What you will do:
Copy out all the records, word for word.

Provided information:
*****
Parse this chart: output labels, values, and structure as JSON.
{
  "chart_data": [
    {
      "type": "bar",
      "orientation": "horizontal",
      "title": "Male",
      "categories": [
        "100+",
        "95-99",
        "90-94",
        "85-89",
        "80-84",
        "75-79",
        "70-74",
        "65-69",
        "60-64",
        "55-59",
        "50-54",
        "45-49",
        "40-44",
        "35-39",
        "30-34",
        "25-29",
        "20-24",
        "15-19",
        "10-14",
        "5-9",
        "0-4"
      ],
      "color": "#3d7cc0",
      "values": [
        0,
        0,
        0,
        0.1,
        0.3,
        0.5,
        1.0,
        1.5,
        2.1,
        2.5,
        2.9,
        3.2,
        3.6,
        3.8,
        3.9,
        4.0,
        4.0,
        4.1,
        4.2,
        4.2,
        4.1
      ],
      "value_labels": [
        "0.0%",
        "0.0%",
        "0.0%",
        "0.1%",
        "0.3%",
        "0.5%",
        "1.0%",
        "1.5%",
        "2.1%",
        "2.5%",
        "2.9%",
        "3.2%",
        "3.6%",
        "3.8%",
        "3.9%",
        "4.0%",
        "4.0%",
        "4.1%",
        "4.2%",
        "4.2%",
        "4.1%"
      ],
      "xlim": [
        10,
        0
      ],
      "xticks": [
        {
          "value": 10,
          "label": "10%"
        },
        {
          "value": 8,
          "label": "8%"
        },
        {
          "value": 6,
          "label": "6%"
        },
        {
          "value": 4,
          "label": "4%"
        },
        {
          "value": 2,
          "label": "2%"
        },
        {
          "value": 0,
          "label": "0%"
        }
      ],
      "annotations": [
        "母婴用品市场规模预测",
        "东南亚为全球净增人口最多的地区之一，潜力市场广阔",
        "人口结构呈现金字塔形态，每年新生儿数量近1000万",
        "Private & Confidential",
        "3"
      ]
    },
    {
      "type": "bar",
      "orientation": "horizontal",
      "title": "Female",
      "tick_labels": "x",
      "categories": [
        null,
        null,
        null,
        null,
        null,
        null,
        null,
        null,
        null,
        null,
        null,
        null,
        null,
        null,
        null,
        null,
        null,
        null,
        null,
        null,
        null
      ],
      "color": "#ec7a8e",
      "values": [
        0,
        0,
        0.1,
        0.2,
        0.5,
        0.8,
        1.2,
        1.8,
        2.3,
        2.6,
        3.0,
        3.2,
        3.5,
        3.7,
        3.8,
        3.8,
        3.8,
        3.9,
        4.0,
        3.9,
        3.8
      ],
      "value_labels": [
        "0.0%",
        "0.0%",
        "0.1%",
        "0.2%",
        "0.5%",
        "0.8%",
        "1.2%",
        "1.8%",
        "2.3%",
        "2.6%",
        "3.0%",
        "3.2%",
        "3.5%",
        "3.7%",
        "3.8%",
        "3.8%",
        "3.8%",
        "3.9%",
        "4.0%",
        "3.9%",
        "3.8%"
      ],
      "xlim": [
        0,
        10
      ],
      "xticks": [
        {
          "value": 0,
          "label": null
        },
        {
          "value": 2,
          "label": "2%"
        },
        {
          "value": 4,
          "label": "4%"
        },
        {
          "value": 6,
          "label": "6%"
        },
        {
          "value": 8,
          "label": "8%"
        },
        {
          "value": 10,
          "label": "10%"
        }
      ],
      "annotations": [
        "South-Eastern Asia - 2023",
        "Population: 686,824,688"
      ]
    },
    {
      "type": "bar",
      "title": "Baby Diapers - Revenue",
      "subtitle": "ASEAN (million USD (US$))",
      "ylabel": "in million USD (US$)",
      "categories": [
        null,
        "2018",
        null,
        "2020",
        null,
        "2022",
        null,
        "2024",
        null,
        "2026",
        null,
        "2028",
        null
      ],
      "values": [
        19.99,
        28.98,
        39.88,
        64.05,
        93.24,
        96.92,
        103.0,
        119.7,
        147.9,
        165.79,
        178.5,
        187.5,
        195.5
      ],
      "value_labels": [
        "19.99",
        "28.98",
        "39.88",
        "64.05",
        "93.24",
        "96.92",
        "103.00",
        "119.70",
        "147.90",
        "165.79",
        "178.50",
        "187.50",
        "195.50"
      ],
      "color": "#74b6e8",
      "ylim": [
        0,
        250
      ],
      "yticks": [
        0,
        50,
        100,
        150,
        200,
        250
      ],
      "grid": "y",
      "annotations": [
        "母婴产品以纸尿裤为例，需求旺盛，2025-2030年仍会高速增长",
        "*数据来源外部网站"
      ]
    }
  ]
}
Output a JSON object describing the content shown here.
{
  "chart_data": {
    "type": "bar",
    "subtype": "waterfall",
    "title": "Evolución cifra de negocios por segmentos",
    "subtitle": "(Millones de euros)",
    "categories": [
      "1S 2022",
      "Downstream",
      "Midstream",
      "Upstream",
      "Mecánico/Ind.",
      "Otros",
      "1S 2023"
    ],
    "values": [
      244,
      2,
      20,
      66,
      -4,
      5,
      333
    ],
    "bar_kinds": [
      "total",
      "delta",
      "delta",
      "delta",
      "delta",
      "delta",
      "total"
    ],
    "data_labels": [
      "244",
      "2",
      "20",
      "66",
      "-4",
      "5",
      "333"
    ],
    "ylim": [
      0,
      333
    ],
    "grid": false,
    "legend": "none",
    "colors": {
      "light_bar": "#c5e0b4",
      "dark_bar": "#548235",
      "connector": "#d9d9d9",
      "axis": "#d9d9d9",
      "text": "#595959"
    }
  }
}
*****
Correct response:
Parse this chart: output labels, values, and structure as JSON.
{
  "chart_data": [
    {
      "type": "bar",
      "orientation": "horizontal",
      "title": "Male",
      "categories": [
        "100+",
        "95-99",
        "90-94",
        "85-89",
        "80-84",
        "75-79",
        "70-74",
        "65-69",
        "60-64",
        "55-59",
        "50-54",
        "45-49",
        "40-44",
        "35-39",
        "30-34",
        "25-29",
        "20-24",
        "15-19",
        "10-14",
        "5-9",
        "0-4"
      ],
      "color": "#3d7cc0",
      "values": [
        0,
        0,
        0,
        0.1,
        0.3,
        0.5,
        1.0,
        1.5,
        2.1,
        2.5,
        2.9,
        3.2,
        3.6,
        3.8,
        3.9,
        4.0,
        4.0,
        4.1,
        4.2,
        4.2,
        4.1
      ],
      "value_labels": [
        "0.0%",
        "0.0%",
        "0.0%",
        "0.1%",
        "0.3%",
        "0.5%",
        "1.0%",
        "1.5%",
        "2.1%",
        "2.5%",
        "2.9%",
        "3.2%",
        "3.6%",
        "3.8%",
        "3.9%",
        "4.0%",
        "4.0%",
        "4.1%",
        "4.2%",
        "4.2%",
        "4.1%"
      ],
      "xlim": [
        10,
        0
      ],
      "xticks": [
        {
          "value": 10,
          "label": "10%"
        },
        {
          "value": 8,
          "label": "8%"
        },
        {
          "value": 6,
          "label": "6%"
        },
        {
          "value": 4,
          "label": "4%"
        },
        {
          "value": 2,
          "label": "2%"
        },
        {
          "value": 0,
          "label": "0%"
        }
      ],
      "annotations": [
        "母婴用品市场规模预测",
        "东南亚为全球净增人口最多的地区之一，潜力市场广阔",
        "人口结构呈现金字塔形态，每年新生儿数量近1000万",
        "Private & Confidential",
        "3"
      ]
    },
    {
      "type": "bar",
      "orientation": "horizontal",
      "title": "Female",
      "tick_labels": "x",
      "categories": [
        null,
        null,
        null,
        null,
        null,
        null,
        null,
        null,
        null,
        null,
        null,
        null,
        null,
        null,
        null,
        null,
        null,
        null,
        null,
        null,
        null
      ],
      "color": "#ec7a8e",
      "values": [
        0,
        0,
        0.1,
        0.2,
        0.5,
        0.8,
        1.2,
        1.8,
        2.3,
        2.6,
        3.0,
        3.2,
        3.5,
        3.7,
        3.8,
        3.8,
        3.8,
        3.9,
        4.0,
        3.9,
        3.8
      ],
      "value_labels": [
        "0.0%",
        "0.0%",
        "0.1%",
        "0.2%",
        "0.5%",
        "0.8%",
        "1.2%",
        "1.8%",
        "2.3%",
        "2.6%",
        "3.0%",
        "3.2%",
        "3.5%",
        "3.7%",
        "3.8%",
        "3.8%",
        "3.8%",
        "3.9%",
        "4.0%",
        "3.9%",
        "3.8%"
      ],
      "xlim": [
        0,
        10
      ],
      "xticks": [
        {
          "value": 0,
          "label": null
        },
        {
          "value": 2,
          "label": "2%"
        },
        {
          "value": 4,
          "label": "4%"
        },
        {
          "value": 6,
          "label": "6%"
        },
        {
          "value": 8,
          "label": "8%"
        },
        {
          "value": 10,
          "label": "10%"
        }
      ],
      "annotations": [
        "South-Eastern Asia - 2023",
        "Population: 686,824,688"
      ]
    },
    {
      "type": "bar",
      "title": "Baby Diapers - Revenue",
      "subtitle": "ASEAN (million USD (US$))",
      "ylabel": "in million USD (US$)",
      "categories": [
        null,
        "2018",
        null,
        "2020",
        null,
        "2022",
        null,
        "2024",
        null,
        "2026",
        null,
        "2028",
        null
      ],
      "values": [
        19.99,
        28.98,
        39.88,
        64.05,
        93.24,
        96.92,
        103.0,
        119.7,
        147.9,
        165.79,
        178.5,
        187.5,
        195.5
      ],
      "value_labels": [
        "19.99",
        "28.98",
        "39.88",
        "64.05",
        "93.24",
        "96.92",
        "103.00",
        "119.70",
        "147.90",
        "165.79",
        "178.50",
        "187.50",
        "195.50"
      ],
      "color": "#74b6e8",
      "ylim": [
        0,
        250
      ],
      "yticks": [
        0,
        50,
        100,
        150,
        200,
        250
      ],
      "grid": "y",
      "annotations": [
        "母婴产品以纸尿裤为例，需求旺盛，2025-2030年仍会高速增长",
        "*数据来源外部网站"
      ]
    }
  ]
}
Output a JSON object describing the content shown here.
{
  "chart_data": {
    "type": "bar",
    "subtype": "waterfall",
    "title": "Evolución cifra de negocios por segmentos",
    "subtitle": "(Millones de euros)",
    "categories": [
      "1S 2022",
      "Downstream",
      "Midstream",
      "Upstream",
      "Mecánico/Ind.",
      "Otros",
      "1S 2023"
    ],
    "values": [
      244,
      2,
      20,
      66,
      -4,
      5,
      333
    ],
    "bar_kinds": [
      "total",
      "delta",
      "delta",
      "delta",
      "delta",
      "delta",
      "total"
    ],
    "data_labels": [
      "244",
      "2",
      "20",
      "66",
      "-4",
      "5",
      "333"
    ],
    "ylim": [
      0,
      333
    ],
    "grid": false,
    "legend": "none",
    "colors": {
      "light_bar": "#c5e0b4",
      "dark_bar": "#548235",
      "connector": "#d9d9d9",
      "axis": "#d9d9d9",
      "text": "#595959"
    }
  }
}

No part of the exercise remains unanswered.